[Lines of data]
○ ○ ○ ○ ○
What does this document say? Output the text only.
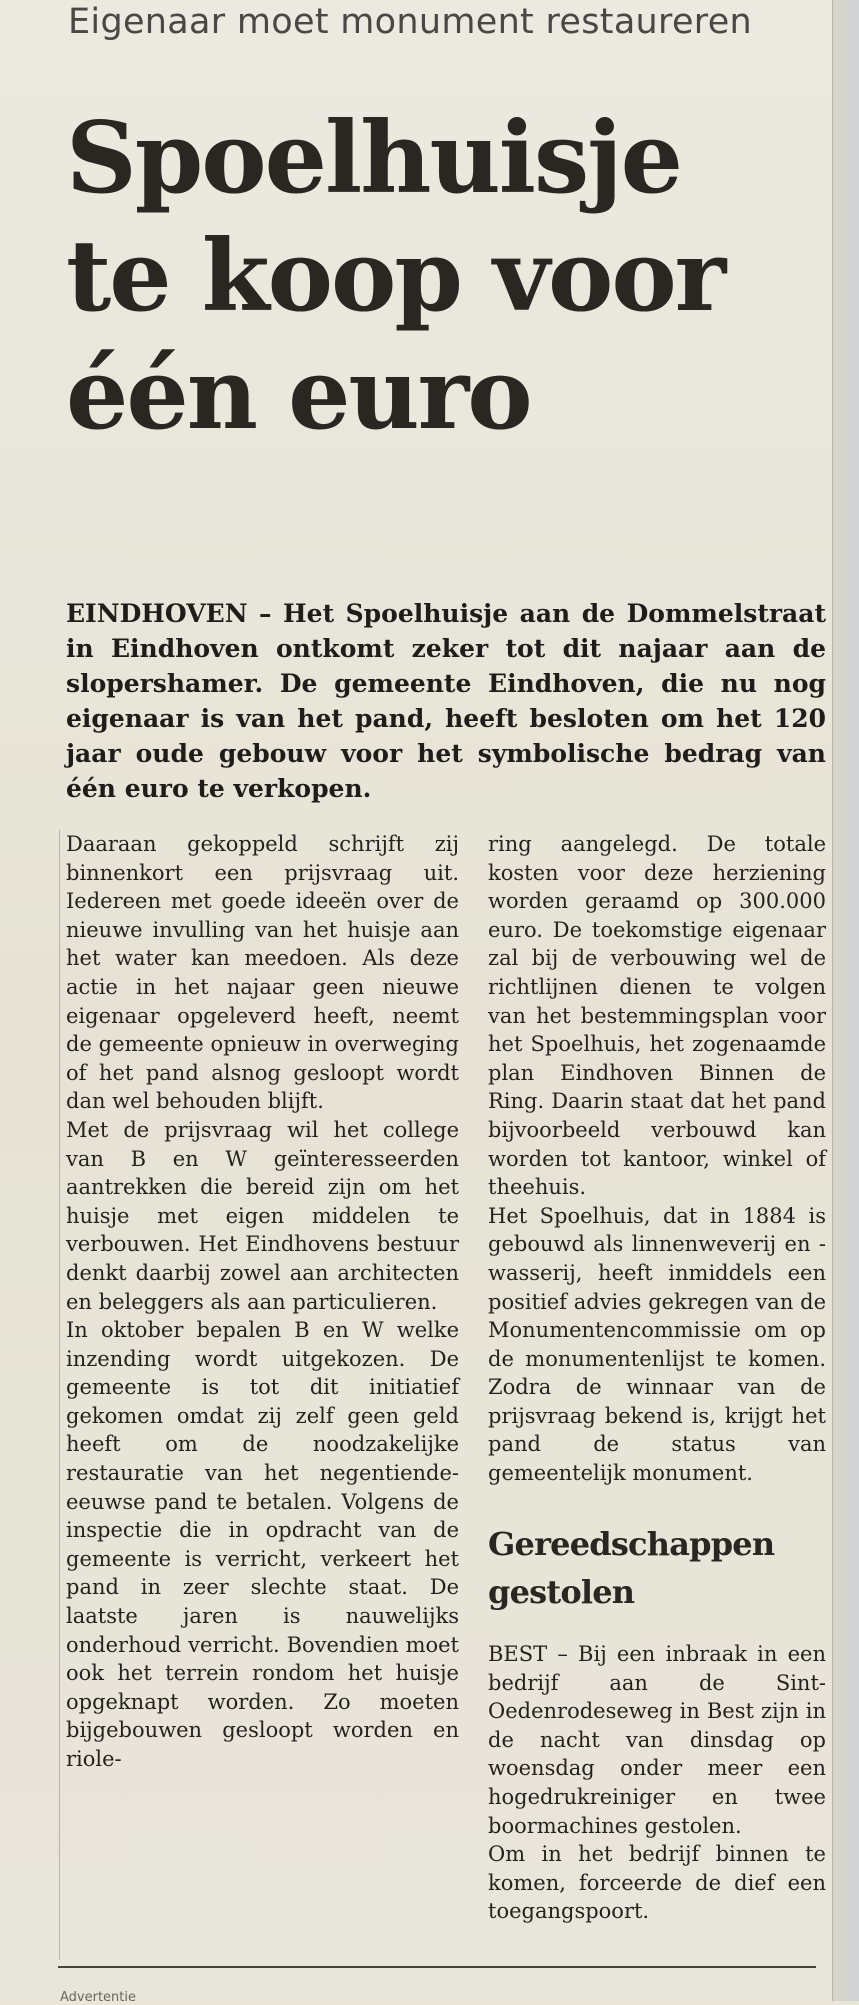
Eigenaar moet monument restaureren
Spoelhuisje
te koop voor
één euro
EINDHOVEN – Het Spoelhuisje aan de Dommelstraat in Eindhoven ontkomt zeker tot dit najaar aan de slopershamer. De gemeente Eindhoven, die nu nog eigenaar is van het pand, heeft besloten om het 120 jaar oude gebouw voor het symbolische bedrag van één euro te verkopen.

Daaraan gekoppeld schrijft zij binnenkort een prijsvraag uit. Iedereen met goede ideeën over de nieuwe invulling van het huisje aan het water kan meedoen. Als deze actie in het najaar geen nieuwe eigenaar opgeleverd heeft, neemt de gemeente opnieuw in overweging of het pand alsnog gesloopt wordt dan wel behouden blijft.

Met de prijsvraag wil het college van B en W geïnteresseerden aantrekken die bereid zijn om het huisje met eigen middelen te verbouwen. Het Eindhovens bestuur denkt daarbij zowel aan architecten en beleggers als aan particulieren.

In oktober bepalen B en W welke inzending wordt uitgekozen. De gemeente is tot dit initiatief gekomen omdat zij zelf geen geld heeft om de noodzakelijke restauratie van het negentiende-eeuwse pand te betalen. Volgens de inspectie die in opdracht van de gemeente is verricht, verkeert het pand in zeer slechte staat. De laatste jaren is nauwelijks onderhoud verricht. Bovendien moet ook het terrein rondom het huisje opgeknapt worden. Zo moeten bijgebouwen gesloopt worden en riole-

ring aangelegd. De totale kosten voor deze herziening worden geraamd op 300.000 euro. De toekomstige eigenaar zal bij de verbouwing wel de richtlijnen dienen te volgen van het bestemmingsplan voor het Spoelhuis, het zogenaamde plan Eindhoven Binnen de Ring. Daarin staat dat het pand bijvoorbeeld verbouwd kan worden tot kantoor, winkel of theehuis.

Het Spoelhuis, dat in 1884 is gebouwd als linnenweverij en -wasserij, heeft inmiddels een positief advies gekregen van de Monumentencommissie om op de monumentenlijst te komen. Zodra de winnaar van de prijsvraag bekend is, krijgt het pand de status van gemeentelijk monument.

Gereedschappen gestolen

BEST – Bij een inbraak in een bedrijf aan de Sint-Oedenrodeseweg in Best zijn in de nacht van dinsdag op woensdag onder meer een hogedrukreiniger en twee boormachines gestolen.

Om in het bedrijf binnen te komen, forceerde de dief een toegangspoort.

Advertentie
○ ○ ○ ○ ○
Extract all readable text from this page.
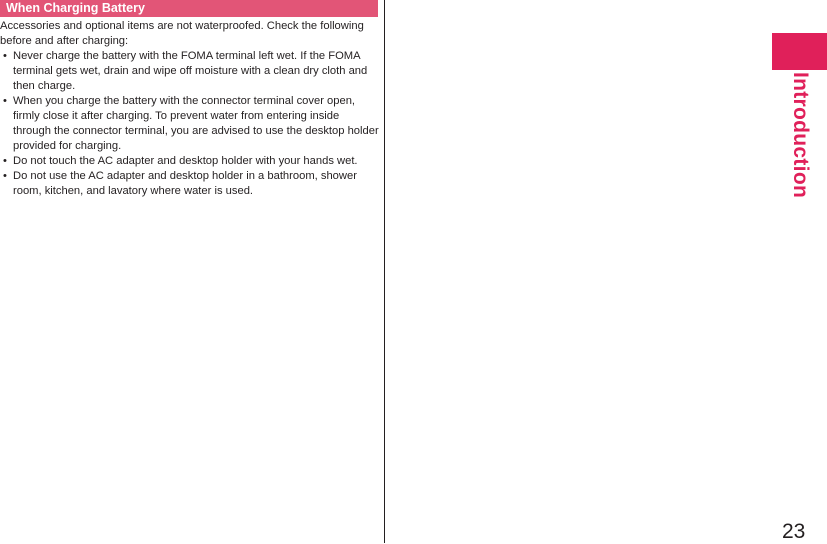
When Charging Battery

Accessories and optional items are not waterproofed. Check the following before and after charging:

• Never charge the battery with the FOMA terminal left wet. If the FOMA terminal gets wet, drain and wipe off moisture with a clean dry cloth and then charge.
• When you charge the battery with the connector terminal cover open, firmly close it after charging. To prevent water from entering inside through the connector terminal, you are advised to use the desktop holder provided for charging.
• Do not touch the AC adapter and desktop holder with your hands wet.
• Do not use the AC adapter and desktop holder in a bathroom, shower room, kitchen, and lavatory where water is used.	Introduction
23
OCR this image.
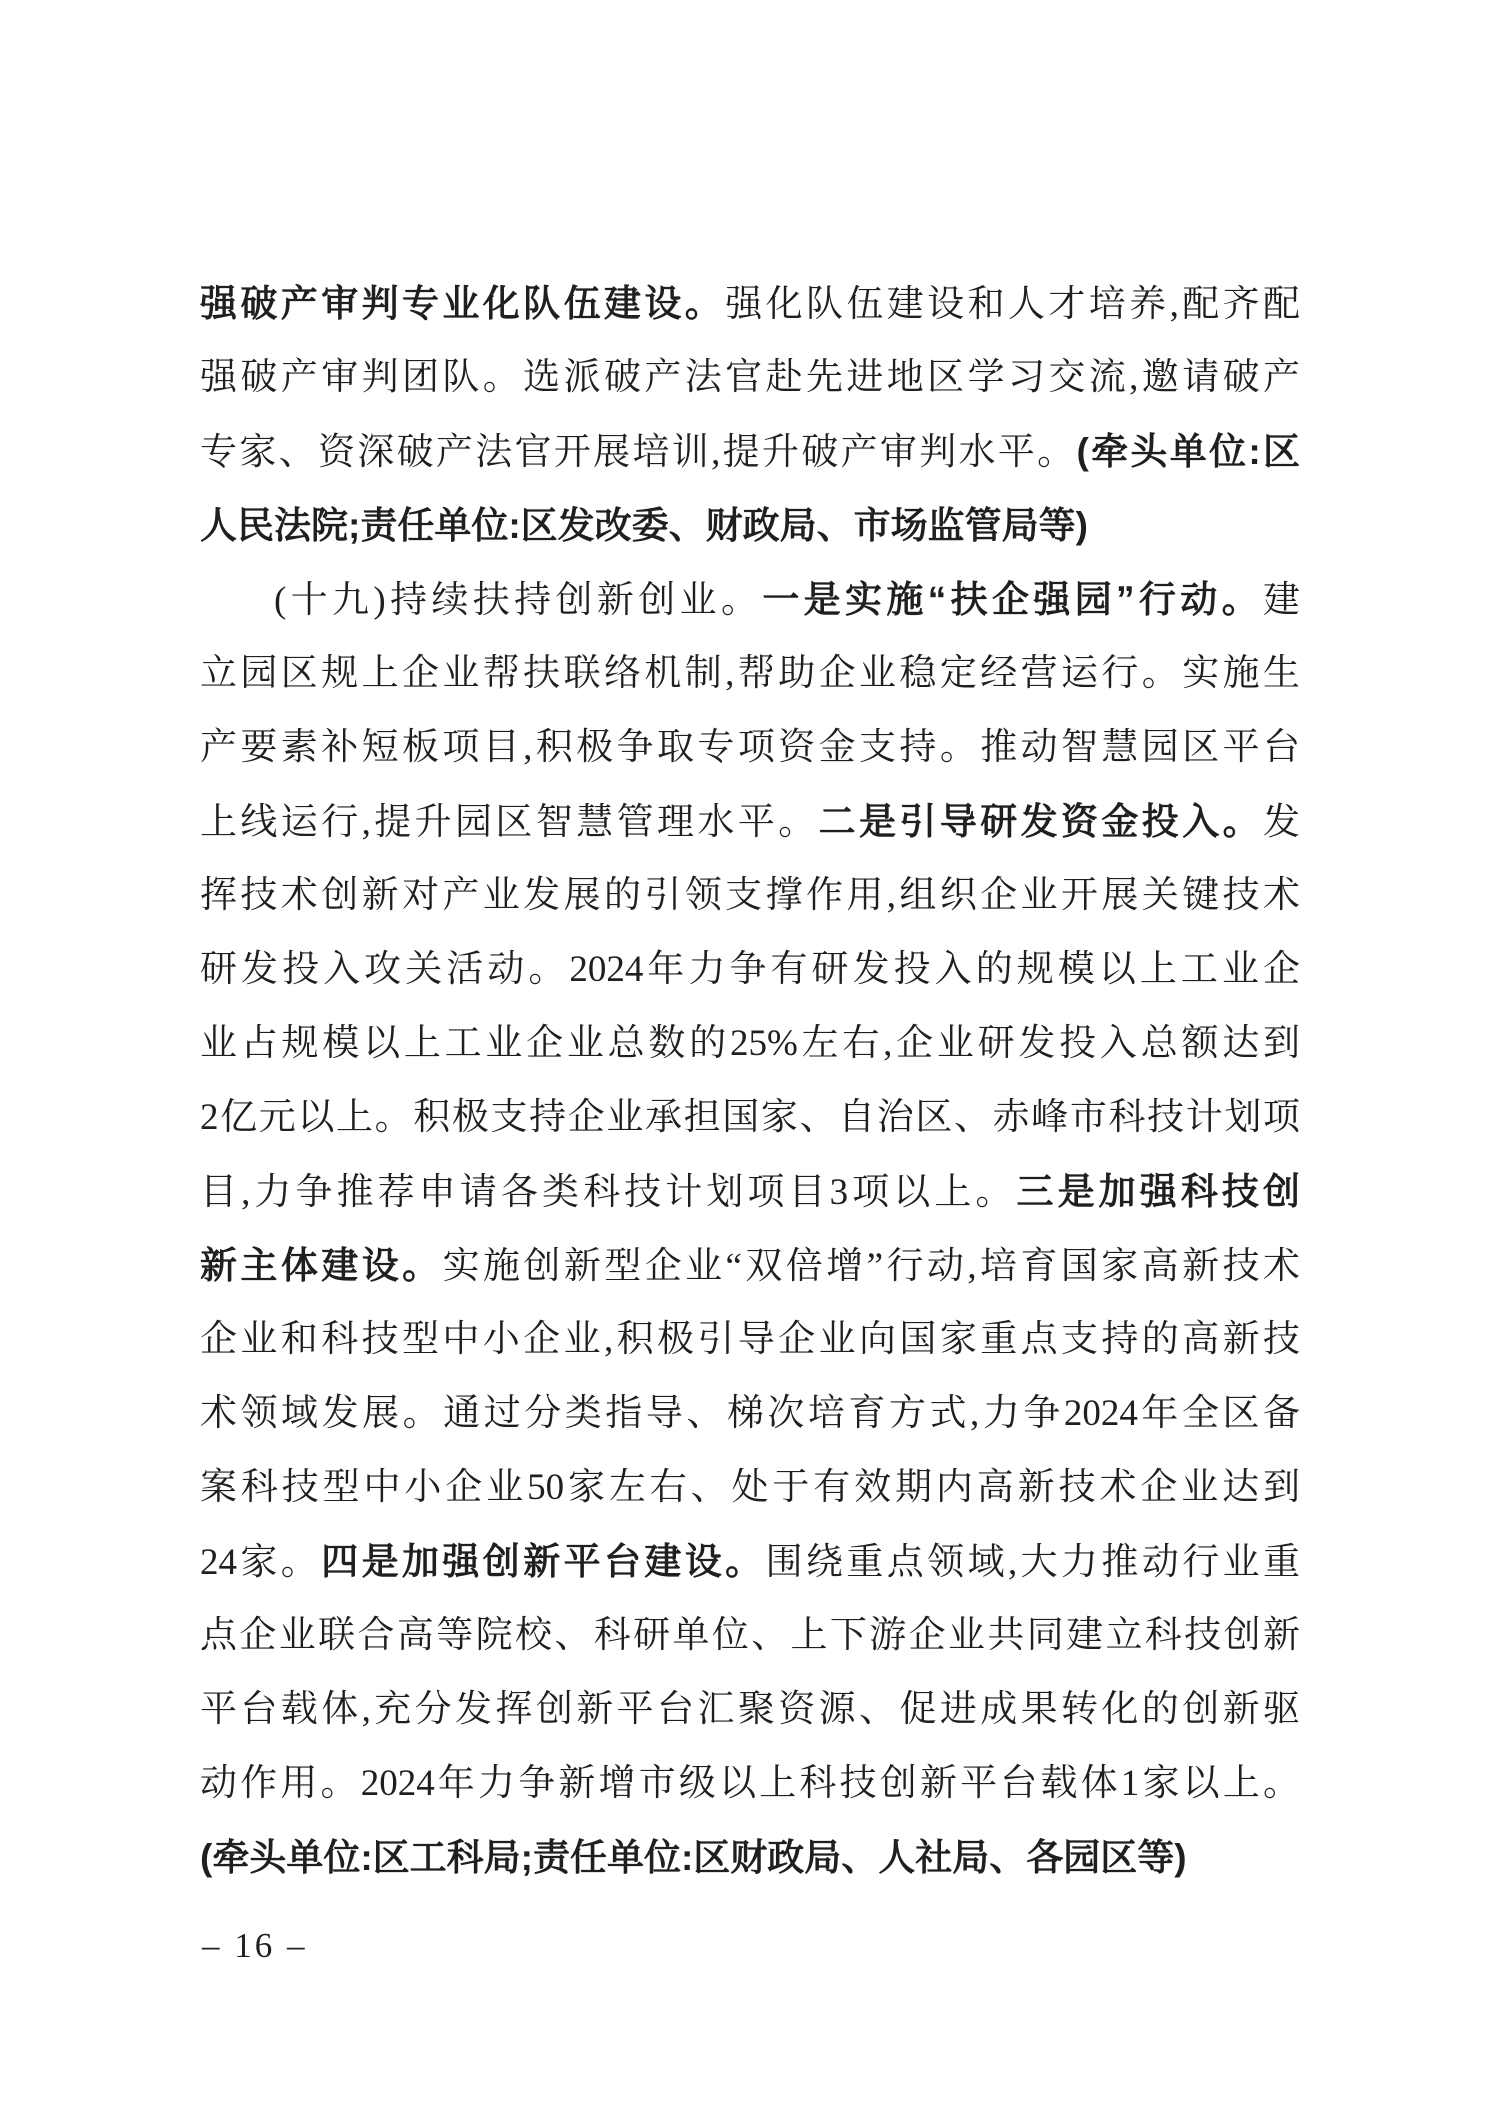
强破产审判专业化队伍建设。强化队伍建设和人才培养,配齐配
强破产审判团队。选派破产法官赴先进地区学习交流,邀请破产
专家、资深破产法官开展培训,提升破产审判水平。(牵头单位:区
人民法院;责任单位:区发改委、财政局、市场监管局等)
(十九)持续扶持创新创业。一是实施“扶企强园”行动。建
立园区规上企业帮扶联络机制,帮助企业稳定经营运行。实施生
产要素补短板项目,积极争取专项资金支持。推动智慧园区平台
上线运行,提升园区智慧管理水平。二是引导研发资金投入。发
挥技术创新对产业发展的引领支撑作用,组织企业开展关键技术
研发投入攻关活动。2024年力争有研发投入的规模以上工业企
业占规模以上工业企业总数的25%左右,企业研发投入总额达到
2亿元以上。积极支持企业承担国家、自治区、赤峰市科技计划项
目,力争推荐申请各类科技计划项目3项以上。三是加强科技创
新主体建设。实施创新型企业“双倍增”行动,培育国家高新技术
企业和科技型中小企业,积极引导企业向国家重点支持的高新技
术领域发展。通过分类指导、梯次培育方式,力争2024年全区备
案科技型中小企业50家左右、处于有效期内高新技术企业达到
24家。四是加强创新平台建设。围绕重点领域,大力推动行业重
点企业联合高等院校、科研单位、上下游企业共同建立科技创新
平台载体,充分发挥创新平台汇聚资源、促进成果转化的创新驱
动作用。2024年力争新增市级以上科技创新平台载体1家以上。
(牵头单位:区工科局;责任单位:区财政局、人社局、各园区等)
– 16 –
○ ○ ○ ○ ○
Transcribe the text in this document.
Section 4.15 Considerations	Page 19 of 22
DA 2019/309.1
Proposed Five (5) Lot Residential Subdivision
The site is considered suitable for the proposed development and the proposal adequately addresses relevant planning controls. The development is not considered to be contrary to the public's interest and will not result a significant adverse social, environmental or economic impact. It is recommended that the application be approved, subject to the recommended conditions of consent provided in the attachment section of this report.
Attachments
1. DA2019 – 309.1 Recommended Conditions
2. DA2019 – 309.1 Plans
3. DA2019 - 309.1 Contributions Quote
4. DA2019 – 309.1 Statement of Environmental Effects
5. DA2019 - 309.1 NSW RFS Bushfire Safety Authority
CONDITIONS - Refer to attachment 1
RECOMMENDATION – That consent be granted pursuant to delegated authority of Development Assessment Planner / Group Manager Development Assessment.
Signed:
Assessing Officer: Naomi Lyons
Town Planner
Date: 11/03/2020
○ ○ ○ ○ ○
→ **EXERCISE DETAILS**
Each line in the data that holds the string "worden" should be found and copied.

→ **SOLUTION FOR THIS EXERCISE**
In oktober bepalen B en W welke inzending wordt uitgekozen. De gemeente is tot dit initiatief gekomen omdat zij zelf geen geld heeft om de noodzakelijke restauratie van het negentiende-eeuwse pand te betalen. Volgens de inspectie die in opdracht van de gemeente is verricht, verkeert het pand in zeer slechte staat. De laatste jaren is nauwelijks onderhoud verricht. Bovendien moet ook het terrein rondom het huisje opgeknapt worden. Zo moeten bijgebouwen gesloopt worden en riole-
ring aangelegd. De totale kosten voor deze herziening worden geraamd op 300.000 euro. De toekomstige eigenaar zal bij de verbouwing wel de richtlijnen dienen te volgen van het bestemmingsplan voor het Spoelhuis, het zogenaamde plan Eindhoven Binnen de Ring. Daarin staat dat het pand bijvoorbeeld verbouwd kan worden tot kantoor, winkel of theehuis.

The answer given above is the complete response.